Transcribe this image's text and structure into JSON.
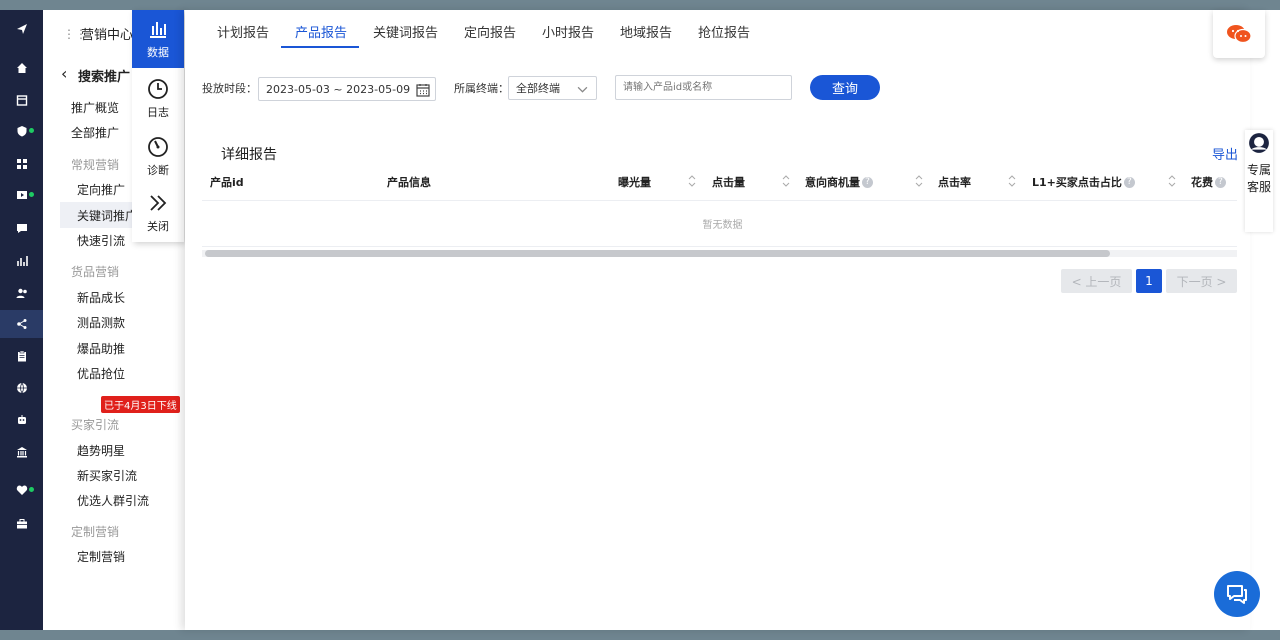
{
  "colors": {
    "accent": "#1a56d6",
    "sidebar_bg": "#1c2440",
    "badge_red": "#e0201b",
    "online_dot": "#1ecb63"
  },
  "iconbar": [
    {
      "icon": "send-icon",
      "dot": false
    },
    {
      "icon": "home-icon",
      "dot": false
    },
    {
      "icon": "store-icon",
      "dot": false
    },
    {
      "icon": "shield-icon",
      "dot": true
    },
    {
      "icon": "apps-icon",
      "dot": false
    },
    {
      "icon": "video-icon",
      "dot": true
    },
    {
      "icon": "message-icon",
      "dot": false
    },
    {
      "icon": "bar-chart-icon",
      "dot": false
    },
    {
      "icon": "users-icon",
      "dot": false
    },
    {
      "icon": "marketing-icon",
      "dot": false,
      "active": true
    },
    {
      "icon": "clipboard-icon",
      "dot": false
    },
    {
      "icon": "globe-icon",
      "dot": false
    },
    {
      "icon": "robot-icon",
      "dot": false
    },
    {
      "icon": "bank-icon",
      "dot": false
    },
    {
      "icon": "heart-icon",
      "dot": true
    },
    {
      "icon": "briefcase-icon",
      "dot": false
    }
  ],
  "subnav": {
    "title": "营销中心",
    "back_label": "搜索推广",
    "items": {
      "overview": "推广概览",
      "all": "全部推广",
      "group_regular": "常规营销",
      "targeting": "定向推广",
      "keyword": "关键词推广",
      "fast": "快速引流",
      "group_goods": "货品营销",
      "new_growth": "新品成长",
      "test": "测品测款",
      "hot": "爆品助推",
      "premium": "优品抢位",
      "offline_badge": "已于4月3日下线",
      "group_buyer": "买家引流",
      "trend": "趋势明星",
      "new_buyer": "新买家引流",
      "crowd": "优选人群引流",
      "group_custom": "定制营销",
      "custom": "定制营销"
    }
  },
  "mode_tabs": [
    {
      "label": "数据",
      "icon": "bar-chart-icon",
      "active": true
    },
    {
      "label": "日志",
      "icon": "clock-icon",
      "active": false
    },
    {
      "label": "诊断",
      "icon": "gauge-icon",
      "active": false
    },
    {
      "label": "关闭",
      "icon": "double-chevron-right-icon",
      "active": false
    }
  ],
  "report_tabs": [
    "计划报告",
    "产品报告",
    "关键词报告",
    "定向报告",
    "小时报告",
    "地域报告",
    "抢位报告"
  ],
  "filters": {
    "period_label": "投放时段：",
    "date_range": "2023-05-03 ~ 2023-05-09",
    "terminal_label": "所属终端：",
    "terminal_value": "全部终端",
    "search_placeholder": "请输入产品id或名称",
    "query_button": "查询"
  },
  "table": {
    "title": "详细报告",
    "export": "导出",
    "columns": [
      "产品id",
      "产品信息",
      "曝光量",
      "点击量",
      "意向商机量",
      "点击率",
      "L1+买家点击占比",
      "花费"
    ],
    "empty_text": "暂无数据"
  },
  "pagination": {
    "prev": "< 上一页",
    "current": "1",
    "next": "下一页 >"
  },
  "service": {
    "label": "专属客服"
  }
}
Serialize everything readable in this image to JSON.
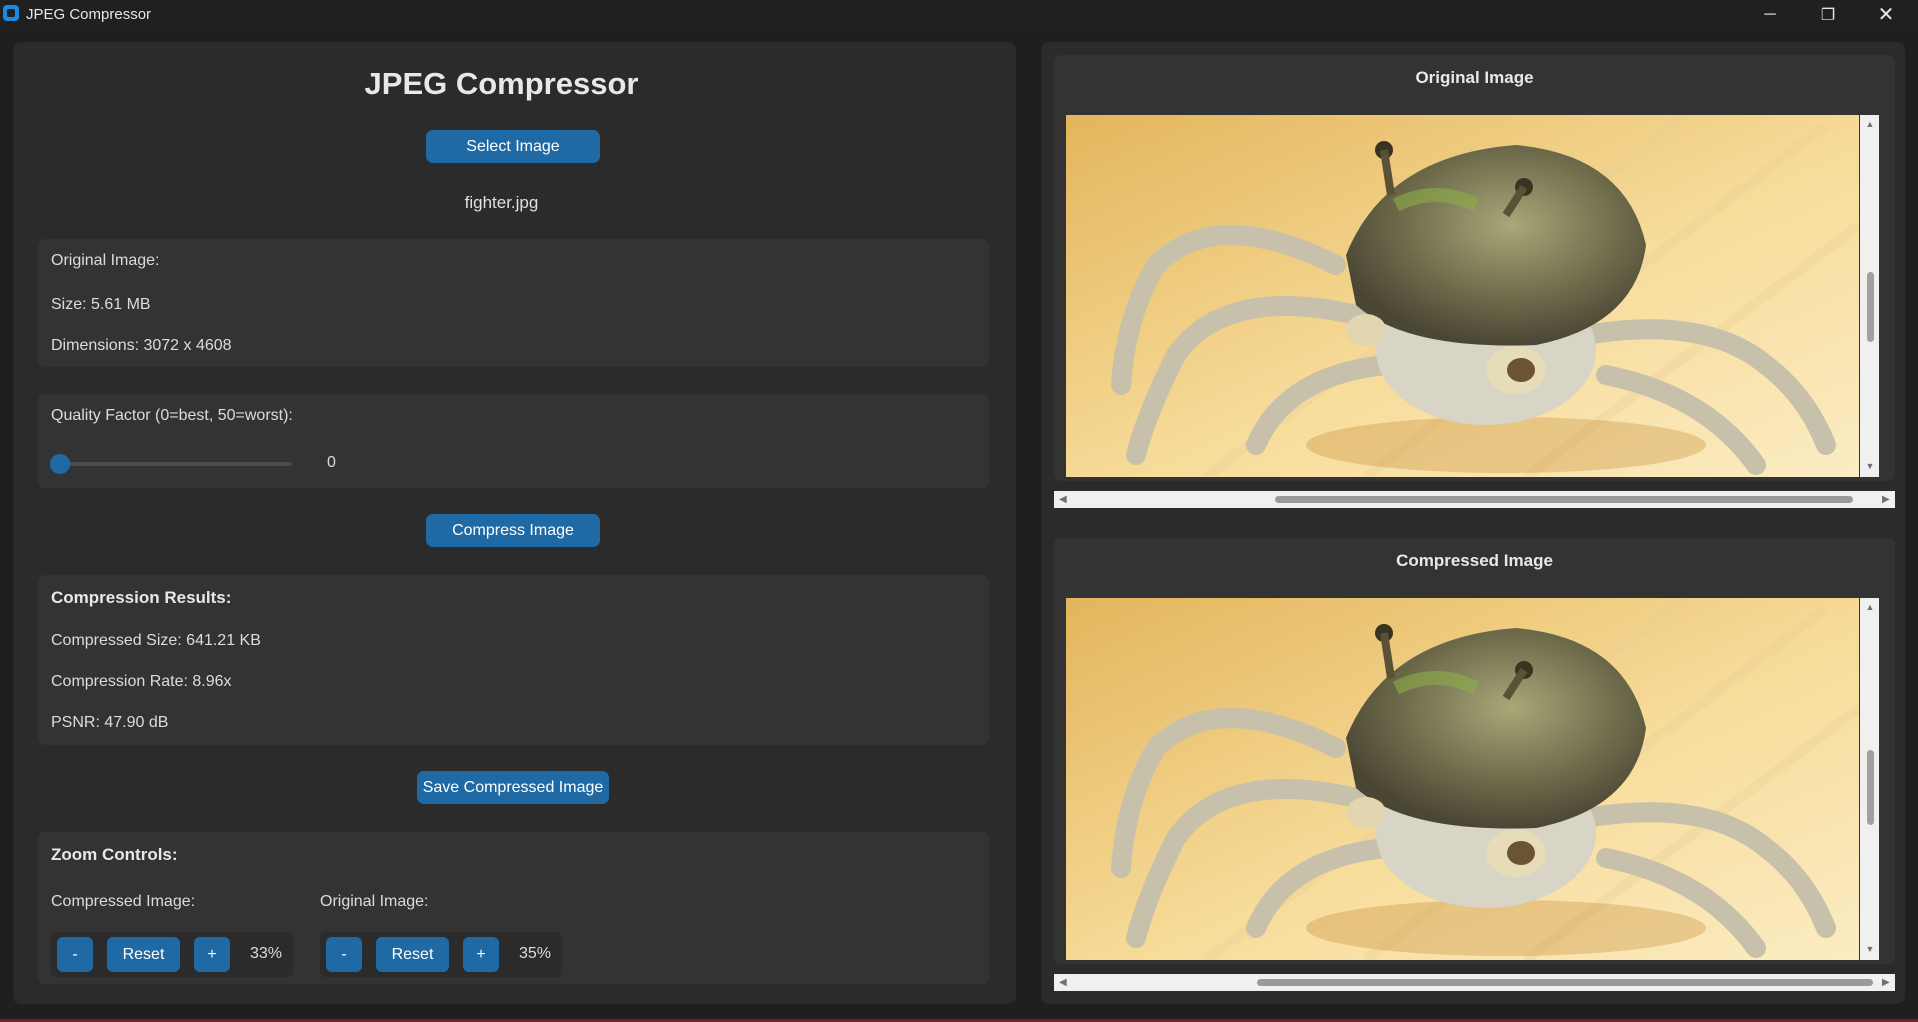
{
  "window": {
    "title": "JPEG Compressor",
    "controls": {
      "minimize": "─",
      "maximize": "❐",
      "close": "✕"
    }
  },
  "left": {
    "heading": "JPEG Compressor",
    "select_button": "Select Image",
    "file_name": "fighter.jpg",
    "original_info": {
      "title": "Original Image:",
      "size": "Size: 5.61 MB",
      "dimensions": "Dimensions: 3072 x 4608"
    },
    "quality": {
      "label": "Quality Factor (0=best, 50=worst):",
      "value": "0",
      "min": 0,
      "max": 50
    },
    "compress_button": "Compress Image",
    "results": {
      "title": "Compression Results:",
      "compressed_size": "Compressed Size: 641.21 KB",
      "rate": "Compression Rate: 8.96x",
      "psnr": "PSNR: 47.90 dB"
    },
    "save_button": "Save Compressed Image",
    "zoom": {
      "title": "Zoom Controls:",
      "compressed": {
        "label": "Compressed Image:",
        "minus": "-",
        "reset": "Reset",
        "plus": "+",
        "level": "33%"
      },
      "original": {
        "label": "Original Image:",
        "minus": "-",
        "reset": "Reset",
        "plus": "+",
        "level": "35%"
      }
    }
  },
  "right": {
    "original_title": "Original Image",
    "compressed_title": "Compressed Image"
  },
  "colors": {
    "accent": "#1f6aa5",
    "window_bg": "#1f1f1f",
    "panel_bg": "#2b2b2b",
    "card_bg": "#333333"
  }
}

* **Problem details**
Filter the entries down to the lines containing "Compression". Copy each of those lines.

* **Task response**
      "title": "Compression Results:",
      "rate": "Compression Rate: 8.96x",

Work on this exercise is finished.